## Your task
Select and reproduce each line of the listing below that bears the string "xlabel".

Records from a collection
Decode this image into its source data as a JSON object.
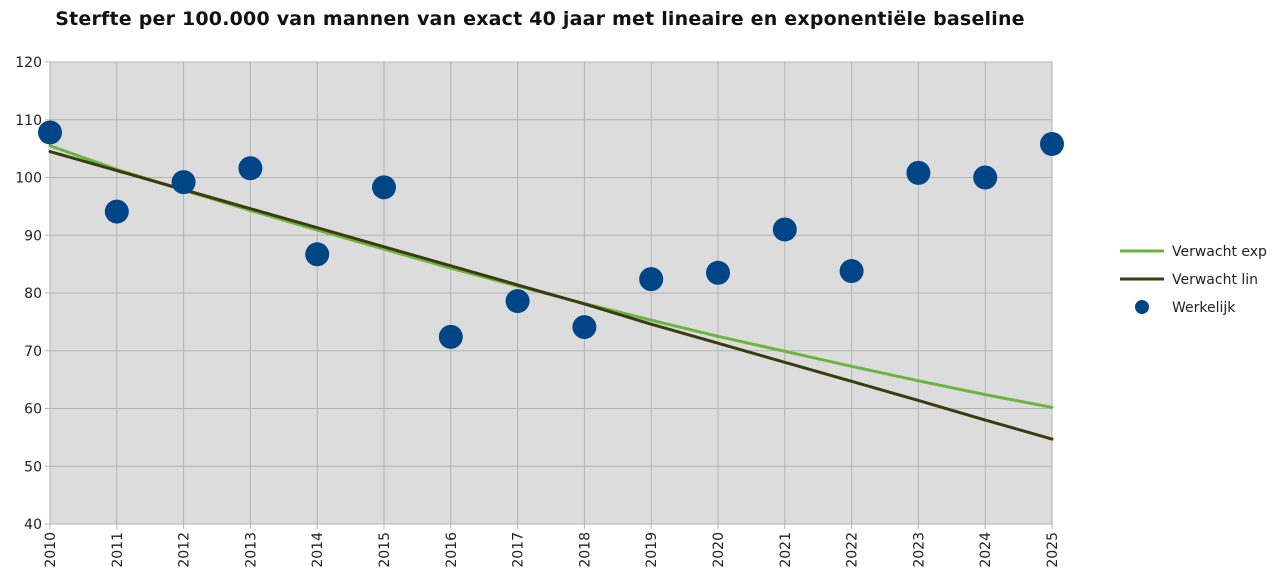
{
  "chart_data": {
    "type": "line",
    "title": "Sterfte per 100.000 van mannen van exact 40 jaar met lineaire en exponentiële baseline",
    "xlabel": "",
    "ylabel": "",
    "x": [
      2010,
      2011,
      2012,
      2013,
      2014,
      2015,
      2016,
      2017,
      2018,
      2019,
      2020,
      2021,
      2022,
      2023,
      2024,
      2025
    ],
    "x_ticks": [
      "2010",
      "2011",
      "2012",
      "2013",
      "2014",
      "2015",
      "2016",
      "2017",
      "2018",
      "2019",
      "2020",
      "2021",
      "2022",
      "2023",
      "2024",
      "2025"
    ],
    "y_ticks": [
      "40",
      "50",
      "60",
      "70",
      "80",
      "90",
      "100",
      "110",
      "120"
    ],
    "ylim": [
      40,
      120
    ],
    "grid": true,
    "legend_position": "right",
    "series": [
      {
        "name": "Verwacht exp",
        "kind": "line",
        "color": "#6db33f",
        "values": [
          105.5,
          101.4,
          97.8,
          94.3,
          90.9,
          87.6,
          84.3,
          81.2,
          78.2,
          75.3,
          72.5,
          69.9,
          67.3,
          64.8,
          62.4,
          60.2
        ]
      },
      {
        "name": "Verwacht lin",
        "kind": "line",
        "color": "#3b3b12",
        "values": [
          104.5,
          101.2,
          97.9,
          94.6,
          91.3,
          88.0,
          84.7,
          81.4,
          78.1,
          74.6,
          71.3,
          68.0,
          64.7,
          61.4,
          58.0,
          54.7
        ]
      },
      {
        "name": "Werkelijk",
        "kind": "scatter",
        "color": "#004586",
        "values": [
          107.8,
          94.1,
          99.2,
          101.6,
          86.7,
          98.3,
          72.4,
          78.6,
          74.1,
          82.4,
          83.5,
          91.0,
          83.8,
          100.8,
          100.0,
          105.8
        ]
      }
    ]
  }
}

--

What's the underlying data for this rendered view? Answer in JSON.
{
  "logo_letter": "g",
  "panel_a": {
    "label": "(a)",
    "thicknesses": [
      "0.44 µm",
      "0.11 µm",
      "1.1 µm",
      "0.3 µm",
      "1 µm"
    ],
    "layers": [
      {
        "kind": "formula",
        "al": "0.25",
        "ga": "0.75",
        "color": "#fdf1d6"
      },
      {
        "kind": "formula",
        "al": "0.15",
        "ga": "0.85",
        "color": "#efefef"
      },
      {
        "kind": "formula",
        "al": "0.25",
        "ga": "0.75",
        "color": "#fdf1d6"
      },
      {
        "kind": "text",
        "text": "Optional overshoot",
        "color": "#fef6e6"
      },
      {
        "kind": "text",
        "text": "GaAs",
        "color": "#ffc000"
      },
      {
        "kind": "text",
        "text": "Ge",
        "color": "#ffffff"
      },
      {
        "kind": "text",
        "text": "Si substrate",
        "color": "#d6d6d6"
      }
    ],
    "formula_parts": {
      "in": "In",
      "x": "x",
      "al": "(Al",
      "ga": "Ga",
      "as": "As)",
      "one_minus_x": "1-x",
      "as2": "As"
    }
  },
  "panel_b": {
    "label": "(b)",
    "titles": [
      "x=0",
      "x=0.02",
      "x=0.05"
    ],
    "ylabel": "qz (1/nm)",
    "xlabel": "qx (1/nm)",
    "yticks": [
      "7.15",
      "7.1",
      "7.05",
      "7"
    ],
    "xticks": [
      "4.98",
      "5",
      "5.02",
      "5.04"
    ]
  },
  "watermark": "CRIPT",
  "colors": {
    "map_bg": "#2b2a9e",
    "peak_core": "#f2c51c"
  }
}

---

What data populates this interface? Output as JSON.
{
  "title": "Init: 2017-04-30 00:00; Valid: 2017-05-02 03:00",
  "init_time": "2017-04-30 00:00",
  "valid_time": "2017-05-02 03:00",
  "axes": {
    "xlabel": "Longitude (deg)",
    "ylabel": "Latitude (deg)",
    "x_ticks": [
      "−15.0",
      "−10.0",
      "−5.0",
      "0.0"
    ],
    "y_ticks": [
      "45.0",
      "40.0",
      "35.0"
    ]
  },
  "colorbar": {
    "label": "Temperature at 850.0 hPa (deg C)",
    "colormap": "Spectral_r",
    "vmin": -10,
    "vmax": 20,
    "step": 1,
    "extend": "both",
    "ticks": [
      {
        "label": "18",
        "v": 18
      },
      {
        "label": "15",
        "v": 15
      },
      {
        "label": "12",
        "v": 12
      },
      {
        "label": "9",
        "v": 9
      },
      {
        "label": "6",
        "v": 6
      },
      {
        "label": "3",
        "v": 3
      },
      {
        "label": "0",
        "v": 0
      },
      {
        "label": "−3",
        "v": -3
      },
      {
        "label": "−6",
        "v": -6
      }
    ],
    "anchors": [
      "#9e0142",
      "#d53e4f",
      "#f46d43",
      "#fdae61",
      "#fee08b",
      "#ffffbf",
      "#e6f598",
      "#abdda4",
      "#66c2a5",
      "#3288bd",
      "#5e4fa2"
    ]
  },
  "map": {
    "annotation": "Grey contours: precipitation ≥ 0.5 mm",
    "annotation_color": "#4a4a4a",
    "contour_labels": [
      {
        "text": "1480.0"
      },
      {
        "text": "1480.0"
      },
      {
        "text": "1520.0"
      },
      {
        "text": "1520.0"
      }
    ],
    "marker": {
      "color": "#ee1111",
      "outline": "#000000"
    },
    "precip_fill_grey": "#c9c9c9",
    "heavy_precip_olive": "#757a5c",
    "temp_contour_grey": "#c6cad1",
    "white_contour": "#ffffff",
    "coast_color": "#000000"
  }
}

## Task output
    "xlabel": "",
    "xlabel": "qx (1/nm)",
    "xlabel": "Longitude (deg)",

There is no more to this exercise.